Reading passage:
4- Santo Daime in a “Post-Catholic” Ireland: Reflecting and Moving on

Guillan Watt

In this chapter I aim to update information about Santo daime in the Republic of Ireland (henceforth referred to as Ireland). I describe the history of the migration of Santo Daime to Ireland and the arrest of a Santo Daime Commander for the possession of DMT which resulted in a pending constitutional  case regarding Religious Freedom. This case was pending for several years,  during which time significant changes emerged in the Irish religious field, especially as regards the reputation and standing of the institutional Irish Catholic Church, as well as social changes that moved towards a more repressive attitude to psychoactive substances. My contention here is that these two trends influenced the outcome of the Constitutional Case. I also suggest through elucidating the changes in Santo Daime ritual since 2013 that these social and religious trends have likewise influenced Santo Daime in Ireland. I suggest that there is as a result a ‘relaxing’ of Catholic habitus (following Inglis’ 2004 use of Bourdieu’s concept ) but that religious identities of the followers of Santo Daime do not altogether detach from Catholicism but rather the religion becomes (following Ganiels 2016) ‘extra-institutional’. In a similar vein with the introduction of more expressive Umbandaime-type Works, current Santo Daime ritual practice also becomes ‘extra-institutional’ to ‘traditional’ and strict forms of Santo Daime. I also point out that an important influence on Santo Daime practice in Ireland is the difficulty in obtaining Daime on account of increased regulatory controls across national borders.

5 – From Village to Forest: Artistic-Spiritual Partnerships between Ernesto Neto and the Huni Kuin

 Ilana Seltzer Goldstein & Beatriz Caiuby Labate

Recently, installations of the Brazilian artist Ernesto Neto, with different degrees of Indian participation, have been presented in art museums in Bilbao, São Paulo, and Vienna. The beautiful tissue installations achieved part of their force from their references to ayahuasca healing by the Huni Kuin (Kaxinawa) people of the State of Acre in Brazil. It is interesting to note the convergence between the arrival of Indians to the ayahuasca urban circuit and the acquisition of space for Indian works in the arts system. Up until 2000 in Brazil, the consumption of the beverage was promoted mainly by Christian religions. From then on, Indian groups themselves began to organize experiences with ayahuasca attended by middle-class urban people. They also promoted visits to Indian villages in the Amazon. The insertion of Indian artists into contemporary art spaces started only a few years ago in Brazil, although it had already been happening in Australia, Canada, and in the United States since the 90s. The circulation of new forms of shamanism, of ayahuasca consumption, and of artistic objects and performances in national and international urban networks shows the great vigor and adaptability of Indian cultural practices. They represent rich, new possibilities for intercultural dialogue; at the same time, both moves raise delicate issues. First, the consumption of ayahuasca in Brazil is limited only to certain situations; abroad, frequently, it is forbidden. Second, in the case of artistic installations/performances, one can anticipate arguments about how collective intellectual property will be regarded and what are the risks of stereotyping alterity. Our chapter will examine the works by Neto in collaboration with the Huni Kuin in order to offer preliminary reflections on these questions and others about authenticity, cultural appropriation, and commoditization.

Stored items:

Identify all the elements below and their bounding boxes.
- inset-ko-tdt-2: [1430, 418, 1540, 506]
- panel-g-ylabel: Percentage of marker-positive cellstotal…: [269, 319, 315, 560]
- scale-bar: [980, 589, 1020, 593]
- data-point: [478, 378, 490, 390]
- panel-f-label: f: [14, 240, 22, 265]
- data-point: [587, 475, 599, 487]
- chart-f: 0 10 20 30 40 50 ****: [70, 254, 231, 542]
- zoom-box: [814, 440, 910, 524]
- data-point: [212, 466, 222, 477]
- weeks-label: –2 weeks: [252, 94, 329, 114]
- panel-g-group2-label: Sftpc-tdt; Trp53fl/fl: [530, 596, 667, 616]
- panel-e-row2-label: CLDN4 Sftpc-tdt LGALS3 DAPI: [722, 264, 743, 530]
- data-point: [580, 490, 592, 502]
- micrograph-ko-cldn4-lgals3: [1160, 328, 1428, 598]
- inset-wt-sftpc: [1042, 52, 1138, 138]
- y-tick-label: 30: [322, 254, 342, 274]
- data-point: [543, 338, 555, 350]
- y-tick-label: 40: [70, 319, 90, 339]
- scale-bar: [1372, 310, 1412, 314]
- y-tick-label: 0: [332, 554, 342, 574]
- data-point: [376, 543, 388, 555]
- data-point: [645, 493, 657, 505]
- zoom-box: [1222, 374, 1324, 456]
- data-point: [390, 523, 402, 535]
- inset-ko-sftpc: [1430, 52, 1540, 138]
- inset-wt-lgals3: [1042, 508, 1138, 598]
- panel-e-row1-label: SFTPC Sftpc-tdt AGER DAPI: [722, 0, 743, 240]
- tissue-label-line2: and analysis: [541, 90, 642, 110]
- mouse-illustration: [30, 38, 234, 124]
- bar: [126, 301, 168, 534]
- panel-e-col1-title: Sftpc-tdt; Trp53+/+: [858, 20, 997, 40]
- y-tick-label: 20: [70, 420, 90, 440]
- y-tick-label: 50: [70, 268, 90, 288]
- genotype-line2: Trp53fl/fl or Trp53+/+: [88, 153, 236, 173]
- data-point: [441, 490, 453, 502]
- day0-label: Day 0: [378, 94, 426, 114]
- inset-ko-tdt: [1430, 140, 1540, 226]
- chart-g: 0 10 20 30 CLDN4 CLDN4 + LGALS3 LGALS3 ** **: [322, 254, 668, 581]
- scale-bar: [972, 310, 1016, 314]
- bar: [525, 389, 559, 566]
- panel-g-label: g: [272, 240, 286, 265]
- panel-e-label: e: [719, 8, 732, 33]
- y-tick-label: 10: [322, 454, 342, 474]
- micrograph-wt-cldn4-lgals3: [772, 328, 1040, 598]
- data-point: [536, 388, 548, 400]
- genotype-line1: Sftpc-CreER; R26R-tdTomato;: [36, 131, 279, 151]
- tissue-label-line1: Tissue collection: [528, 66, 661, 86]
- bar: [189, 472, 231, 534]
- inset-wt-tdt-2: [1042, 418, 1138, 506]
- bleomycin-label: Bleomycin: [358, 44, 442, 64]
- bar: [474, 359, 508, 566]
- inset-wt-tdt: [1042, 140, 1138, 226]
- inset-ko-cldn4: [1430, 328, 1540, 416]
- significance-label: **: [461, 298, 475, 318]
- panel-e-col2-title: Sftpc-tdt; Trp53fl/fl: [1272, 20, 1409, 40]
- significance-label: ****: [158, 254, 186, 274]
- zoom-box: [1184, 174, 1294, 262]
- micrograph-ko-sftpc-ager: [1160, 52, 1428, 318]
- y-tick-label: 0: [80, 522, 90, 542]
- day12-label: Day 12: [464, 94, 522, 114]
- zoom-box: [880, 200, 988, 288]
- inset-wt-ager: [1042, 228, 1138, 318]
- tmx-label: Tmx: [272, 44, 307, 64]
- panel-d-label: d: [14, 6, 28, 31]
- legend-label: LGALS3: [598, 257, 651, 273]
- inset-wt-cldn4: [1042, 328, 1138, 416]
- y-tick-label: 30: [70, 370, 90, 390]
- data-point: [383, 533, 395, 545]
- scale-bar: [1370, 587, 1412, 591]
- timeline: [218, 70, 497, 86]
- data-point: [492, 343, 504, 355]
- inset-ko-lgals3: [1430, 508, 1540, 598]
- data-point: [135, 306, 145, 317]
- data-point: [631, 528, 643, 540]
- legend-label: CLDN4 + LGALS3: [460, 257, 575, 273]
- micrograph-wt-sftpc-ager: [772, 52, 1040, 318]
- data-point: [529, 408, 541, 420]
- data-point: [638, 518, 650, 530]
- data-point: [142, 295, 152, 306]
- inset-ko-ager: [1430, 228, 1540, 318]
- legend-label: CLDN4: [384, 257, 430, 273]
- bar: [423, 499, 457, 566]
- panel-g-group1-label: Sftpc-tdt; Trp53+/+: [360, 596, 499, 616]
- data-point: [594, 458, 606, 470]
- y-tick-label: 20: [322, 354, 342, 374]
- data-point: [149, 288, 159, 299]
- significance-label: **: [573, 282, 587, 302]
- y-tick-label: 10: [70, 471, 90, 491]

Parts of the exercise:
(1) In the chapter summaries, the Huni Kuin are said to come from which Brazilian state?
(2) Write the next part of the chapter summaries about Santo Daime and ayahuasca, beginning after their final sentence.

Replies:
(1) The State of Acre.

(2)
6- The Global Expansion of Ayahuasca through the Internet

Matthew Conrad

This chapter provides a comprehensive overview of ayahuasca’s presence on the Internet. It assesses a variety of online spaces through which information and cultural products are promoted and disseminated, in order to assess the Internet’s role in the current global expansion of ayahuasca. It is argued that the Internet has been instrumental to ayahuasca’s globalization due its capacity to facilitate the sharing of information and the dissemination of commodities, as well as the development of social networks across vastly disparate geographical locations and cultural groups. Website formats which enable collective discussion and encourage the relatively liberated negotiation of ideas and opinions have significantly influenced the way in which Peruvian vegetalismo has been re-invented, especially within Western individualistic and consumer contexts. Furthermore, the sharing of information pertaining to ayahuasca analogues used within psychonautic contexts, as well as the promotion and sale of ayahuasca-related commodities on the Internet, such as healing retreats, artworks, books, and the plants themselves, have also greatly expanded the worldwide interest in and accessibility of the entheogen and its related practices. Issues of cultural appropriation, representation, and ownership emerge as important features of ayahuasca’s globalization on the Internet, with novel concepts and practices eventually feeding back into local contexts through offline practice in the tourism setting. The democratized nature of (mis)information sharing on the Internet also poses potential health concerns, and constitutes a significant policy issue for governments and other organizations that seek to influence public perception of the entheogen.

7- Ayahuasca’s Influence on Gay Identity

Clancy Cavnar

Ayahuasca has been found in some research to have positive long-term effects on mental states, and a particularly strong positive effect on perceptions of identity. The research in this chapter examines these findings in relationship to the experience of gay people, who are often taught by their culture and religion that their lifestyles, values, and sexual orientation are unacceptable. A qualitative study examined the open-ended responses of 17 self-identified gay and lesbian participants who had drunk ayahuasca in a ceremonial context within the past three years, regarding their self-perceptions and integration of group beliefs. Participants drank either in shamanic or Santo Daime ceremonies or, in the case of one participant, with an Afro-Brazilian group that used ayahuasca. All participants reported affirmation of their sexual orientation, and no participants reported negative effects on perception of identity. Additional positive effects in other areas of their lives, which they attributed to ayahuasca sessions, contributed to the overall positive outcomes that were reported by this group as a result of their ayahuasca ingestion.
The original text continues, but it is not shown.